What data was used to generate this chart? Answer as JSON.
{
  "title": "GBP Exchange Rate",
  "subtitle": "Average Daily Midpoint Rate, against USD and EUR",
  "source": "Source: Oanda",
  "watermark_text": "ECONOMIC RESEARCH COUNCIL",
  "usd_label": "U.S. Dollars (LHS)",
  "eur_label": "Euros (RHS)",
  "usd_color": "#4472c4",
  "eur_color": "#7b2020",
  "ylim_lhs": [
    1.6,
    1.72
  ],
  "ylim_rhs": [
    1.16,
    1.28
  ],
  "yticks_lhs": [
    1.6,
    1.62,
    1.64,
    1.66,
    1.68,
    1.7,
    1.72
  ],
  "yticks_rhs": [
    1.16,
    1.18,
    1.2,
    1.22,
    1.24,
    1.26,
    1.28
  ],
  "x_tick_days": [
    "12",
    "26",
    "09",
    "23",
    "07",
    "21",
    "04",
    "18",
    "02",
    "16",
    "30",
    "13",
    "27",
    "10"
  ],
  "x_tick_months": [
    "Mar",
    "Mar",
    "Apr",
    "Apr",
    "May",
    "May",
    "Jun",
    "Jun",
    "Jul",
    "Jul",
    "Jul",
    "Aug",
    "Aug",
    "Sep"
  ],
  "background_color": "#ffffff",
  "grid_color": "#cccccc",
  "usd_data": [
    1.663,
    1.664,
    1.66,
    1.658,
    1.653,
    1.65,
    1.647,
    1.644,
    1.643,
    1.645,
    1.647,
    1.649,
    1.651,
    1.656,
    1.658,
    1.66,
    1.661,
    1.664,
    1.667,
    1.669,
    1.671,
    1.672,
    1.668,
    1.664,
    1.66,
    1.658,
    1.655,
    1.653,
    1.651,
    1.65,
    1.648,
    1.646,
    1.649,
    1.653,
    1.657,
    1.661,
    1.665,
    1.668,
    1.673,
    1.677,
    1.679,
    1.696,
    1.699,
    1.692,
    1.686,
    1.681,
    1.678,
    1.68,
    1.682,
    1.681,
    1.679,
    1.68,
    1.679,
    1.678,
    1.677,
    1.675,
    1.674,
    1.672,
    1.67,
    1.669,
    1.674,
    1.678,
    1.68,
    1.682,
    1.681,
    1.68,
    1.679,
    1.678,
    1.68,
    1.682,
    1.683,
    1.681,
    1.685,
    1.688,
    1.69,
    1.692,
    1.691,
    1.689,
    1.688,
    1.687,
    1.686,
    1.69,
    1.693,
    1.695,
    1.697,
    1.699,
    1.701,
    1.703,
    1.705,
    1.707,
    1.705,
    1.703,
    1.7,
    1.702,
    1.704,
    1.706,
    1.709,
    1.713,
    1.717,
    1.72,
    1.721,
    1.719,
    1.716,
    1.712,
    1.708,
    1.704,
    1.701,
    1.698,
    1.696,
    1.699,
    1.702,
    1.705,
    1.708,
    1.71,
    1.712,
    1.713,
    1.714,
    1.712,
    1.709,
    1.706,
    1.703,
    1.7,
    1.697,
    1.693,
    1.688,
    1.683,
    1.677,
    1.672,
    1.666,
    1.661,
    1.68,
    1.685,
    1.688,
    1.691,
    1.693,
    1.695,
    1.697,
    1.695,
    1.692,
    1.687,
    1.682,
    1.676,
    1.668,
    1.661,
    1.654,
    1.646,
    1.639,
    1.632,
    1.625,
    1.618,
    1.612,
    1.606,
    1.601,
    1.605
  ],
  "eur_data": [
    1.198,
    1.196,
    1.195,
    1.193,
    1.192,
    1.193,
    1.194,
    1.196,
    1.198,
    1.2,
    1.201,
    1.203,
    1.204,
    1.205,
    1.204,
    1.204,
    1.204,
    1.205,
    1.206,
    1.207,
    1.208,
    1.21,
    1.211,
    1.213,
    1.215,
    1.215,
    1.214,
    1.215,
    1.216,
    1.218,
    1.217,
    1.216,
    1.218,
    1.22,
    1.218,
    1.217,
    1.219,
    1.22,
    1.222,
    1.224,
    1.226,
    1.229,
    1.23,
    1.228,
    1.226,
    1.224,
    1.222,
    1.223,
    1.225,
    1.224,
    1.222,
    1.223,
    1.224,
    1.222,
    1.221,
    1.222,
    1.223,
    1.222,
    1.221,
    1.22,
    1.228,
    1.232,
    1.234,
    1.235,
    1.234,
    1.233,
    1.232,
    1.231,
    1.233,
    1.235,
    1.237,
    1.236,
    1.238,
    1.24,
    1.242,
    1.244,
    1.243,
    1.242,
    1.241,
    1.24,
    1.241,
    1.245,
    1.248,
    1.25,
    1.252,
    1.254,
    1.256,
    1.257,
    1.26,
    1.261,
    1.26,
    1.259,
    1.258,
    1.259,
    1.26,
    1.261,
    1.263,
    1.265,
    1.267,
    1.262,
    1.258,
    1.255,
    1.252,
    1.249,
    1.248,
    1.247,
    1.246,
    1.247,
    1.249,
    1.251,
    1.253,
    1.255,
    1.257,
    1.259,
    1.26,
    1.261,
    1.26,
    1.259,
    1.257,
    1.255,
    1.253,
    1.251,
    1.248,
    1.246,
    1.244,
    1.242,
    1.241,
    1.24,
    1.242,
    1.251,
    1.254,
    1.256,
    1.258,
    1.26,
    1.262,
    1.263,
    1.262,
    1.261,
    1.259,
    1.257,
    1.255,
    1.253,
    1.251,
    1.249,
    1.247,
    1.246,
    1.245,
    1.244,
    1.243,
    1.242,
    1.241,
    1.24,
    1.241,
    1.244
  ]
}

──────

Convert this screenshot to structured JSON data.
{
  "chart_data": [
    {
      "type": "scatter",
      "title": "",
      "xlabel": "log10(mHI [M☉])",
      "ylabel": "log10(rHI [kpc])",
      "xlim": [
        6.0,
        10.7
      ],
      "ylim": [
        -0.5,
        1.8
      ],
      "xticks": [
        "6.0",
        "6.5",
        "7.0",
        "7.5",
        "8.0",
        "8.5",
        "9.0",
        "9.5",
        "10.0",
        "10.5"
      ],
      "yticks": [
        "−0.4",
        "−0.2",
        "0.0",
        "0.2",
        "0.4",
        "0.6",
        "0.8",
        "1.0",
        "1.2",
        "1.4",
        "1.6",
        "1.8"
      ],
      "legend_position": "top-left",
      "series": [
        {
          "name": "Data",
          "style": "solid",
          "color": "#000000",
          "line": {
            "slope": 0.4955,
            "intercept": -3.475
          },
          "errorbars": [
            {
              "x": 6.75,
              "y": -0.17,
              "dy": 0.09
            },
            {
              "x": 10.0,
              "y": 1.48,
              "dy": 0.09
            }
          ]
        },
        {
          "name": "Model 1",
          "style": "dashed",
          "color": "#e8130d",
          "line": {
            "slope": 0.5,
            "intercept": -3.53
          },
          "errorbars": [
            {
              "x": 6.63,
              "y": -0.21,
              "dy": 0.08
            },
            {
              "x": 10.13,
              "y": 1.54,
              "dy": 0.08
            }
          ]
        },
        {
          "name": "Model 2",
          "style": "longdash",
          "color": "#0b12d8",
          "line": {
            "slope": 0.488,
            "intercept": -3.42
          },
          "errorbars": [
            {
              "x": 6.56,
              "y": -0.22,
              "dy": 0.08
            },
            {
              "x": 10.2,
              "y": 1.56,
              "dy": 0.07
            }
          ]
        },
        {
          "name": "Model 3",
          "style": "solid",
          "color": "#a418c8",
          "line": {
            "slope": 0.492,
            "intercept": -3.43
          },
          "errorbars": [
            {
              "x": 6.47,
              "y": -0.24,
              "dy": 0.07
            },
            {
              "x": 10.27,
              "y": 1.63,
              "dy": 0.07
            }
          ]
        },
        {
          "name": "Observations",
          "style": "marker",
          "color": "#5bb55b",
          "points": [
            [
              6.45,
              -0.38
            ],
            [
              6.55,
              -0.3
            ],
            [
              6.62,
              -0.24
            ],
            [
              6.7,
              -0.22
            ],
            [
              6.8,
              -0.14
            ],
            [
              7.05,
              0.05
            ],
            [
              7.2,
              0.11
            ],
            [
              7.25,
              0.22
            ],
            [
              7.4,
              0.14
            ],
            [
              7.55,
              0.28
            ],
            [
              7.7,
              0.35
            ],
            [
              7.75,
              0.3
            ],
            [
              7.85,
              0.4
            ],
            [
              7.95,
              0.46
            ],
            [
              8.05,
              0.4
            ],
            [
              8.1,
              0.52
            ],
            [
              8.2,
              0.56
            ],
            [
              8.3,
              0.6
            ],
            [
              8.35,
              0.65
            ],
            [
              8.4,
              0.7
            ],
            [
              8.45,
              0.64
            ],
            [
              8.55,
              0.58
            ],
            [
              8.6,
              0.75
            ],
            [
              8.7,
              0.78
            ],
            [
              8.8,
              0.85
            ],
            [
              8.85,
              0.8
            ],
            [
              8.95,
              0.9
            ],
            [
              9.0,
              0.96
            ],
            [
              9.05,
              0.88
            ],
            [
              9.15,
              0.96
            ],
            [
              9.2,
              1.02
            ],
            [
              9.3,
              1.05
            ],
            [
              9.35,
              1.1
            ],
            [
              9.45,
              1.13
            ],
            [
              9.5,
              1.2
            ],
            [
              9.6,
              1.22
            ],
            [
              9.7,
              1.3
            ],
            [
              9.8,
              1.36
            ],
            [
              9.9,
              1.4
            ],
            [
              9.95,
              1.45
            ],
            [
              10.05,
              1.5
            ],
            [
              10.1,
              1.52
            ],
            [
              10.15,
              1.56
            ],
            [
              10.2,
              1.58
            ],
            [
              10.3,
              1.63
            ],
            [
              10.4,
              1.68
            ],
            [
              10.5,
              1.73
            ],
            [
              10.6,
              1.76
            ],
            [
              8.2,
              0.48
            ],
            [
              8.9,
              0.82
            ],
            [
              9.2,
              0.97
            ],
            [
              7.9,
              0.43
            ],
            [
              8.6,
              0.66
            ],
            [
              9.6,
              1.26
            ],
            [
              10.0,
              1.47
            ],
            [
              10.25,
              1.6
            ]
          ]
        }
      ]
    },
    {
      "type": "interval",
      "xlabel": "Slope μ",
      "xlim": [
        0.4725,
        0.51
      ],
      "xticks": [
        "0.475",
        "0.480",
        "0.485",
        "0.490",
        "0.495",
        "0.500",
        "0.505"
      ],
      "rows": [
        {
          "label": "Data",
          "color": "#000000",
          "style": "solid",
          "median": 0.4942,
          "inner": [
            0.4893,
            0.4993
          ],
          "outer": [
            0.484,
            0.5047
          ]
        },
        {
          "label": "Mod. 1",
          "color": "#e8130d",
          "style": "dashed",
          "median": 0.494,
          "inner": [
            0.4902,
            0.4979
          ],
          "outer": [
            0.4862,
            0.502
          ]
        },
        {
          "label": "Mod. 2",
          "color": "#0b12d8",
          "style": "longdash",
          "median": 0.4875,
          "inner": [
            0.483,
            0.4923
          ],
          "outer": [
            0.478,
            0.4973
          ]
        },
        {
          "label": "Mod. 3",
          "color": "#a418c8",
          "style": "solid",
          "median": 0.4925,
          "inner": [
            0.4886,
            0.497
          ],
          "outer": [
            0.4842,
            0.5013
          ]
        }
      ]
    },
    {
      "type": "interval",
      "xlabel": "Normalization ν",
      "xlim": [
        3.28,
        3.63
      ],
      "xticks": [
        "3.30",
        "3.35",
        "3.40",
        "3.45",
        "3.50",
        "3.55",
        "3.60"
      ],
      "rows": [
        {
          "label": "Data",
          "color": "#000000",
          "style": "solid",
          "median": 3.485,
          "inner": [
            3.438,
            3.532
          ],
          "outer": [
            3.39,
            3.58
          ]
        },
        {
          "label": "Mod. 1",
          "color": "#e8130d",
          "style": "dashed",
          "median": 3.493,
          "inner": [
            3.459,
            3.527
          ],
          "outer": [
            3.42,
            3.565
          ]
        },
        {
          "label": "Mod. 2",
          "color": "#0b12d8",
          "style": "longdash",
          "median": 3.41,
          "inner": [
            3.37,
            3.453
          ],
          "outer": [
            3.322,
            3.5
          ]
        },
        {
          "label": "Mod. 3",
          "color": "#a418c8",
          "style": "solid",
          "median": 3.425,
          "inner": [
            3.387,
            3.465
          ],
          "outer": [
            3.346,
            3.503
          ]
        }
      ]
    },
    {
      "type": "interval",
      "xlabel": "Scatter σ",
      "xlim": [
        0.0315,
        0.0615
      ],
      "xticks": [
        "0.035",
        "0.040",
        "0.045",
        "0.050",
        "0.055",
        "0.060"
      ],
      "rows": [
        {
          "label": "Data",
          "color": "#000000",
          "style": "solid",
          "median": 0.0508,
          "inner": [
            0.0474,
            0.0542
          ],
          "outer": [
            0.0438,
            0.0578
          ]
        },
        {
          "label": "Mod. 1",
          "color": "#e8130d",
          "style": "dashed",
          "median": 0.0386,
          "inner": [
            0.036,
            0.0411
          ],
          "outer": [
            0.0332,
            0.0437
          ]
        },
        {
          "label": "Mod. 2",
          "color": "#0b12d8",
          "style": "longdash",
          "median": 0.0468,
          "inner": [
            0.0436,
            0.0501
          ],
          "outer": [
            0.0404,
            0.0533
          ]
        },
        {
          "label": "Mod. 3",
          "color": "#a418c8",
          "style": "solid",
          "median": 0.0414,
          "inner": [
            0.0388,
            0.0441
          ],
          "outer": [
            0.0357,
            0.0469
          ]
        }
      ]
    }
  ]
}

──────

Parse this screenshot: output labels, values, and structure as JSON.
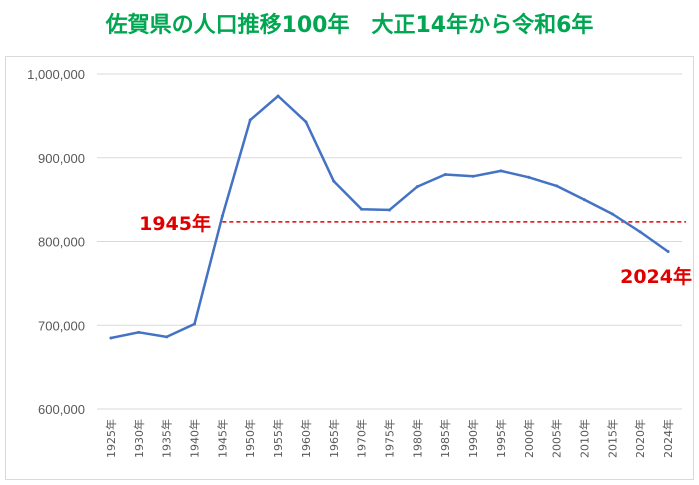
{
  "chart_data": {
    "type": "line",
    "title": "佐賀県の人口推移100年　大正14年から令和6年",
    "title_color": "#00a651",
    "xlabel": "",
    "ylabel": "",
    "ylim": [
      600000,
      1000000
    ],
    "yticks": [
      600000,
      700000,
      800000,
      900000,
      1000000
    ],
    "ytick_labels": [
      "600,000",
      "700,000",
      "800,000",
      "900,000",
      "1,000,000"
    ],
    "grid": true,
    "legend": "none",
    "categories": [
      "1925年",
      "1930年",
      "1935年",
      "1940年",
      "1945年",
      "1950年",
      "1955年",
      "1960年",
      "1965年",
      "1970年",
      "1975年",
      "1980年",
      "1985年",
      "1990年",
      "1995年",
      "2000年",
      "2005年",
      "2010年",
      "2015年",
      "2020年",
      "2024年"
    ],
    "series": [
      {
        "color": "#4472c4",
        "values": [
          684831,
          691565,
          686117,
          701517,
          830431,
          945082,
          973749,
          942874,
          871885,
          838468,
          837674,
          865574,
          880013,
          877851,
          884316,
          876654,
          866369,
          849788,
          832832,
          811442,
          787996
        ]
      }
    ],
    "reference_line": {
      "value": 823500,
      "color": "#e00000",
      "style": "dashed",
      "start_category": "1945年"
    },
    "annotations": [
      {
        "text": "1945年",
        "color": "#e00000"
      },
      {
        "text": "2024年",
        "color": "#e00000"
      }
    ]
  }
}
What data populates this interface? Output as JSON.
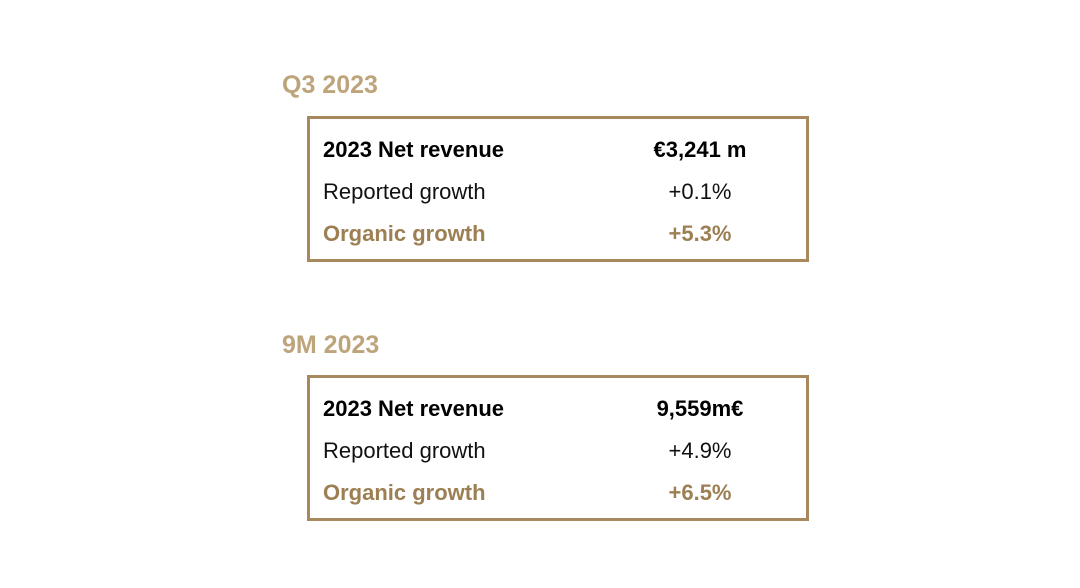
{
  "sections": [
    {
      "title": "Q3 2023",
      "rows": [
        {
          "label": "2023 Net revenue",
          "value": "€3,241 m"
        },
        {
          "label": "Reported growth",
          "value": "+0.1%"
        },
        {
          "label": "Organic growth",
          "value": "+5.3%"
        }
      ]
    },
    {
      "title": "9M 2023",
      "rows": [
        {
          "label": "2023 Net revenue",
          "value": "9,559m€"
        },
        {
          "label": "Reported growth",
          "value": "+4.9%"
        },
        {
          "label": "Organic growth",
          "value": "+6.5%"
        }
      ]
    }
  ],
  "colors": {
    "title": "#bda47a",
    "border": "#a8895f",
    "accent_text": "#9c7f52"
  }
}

──────

Filter the records above for "JSON" and copy every matching line.

What data was used to generate this chart? Answer as JSON.
Convert this screenshot to structured JSON data.
Parse this screenshot: output labels, values, and structure as JSON.
What data populates this interface? Output as JSON.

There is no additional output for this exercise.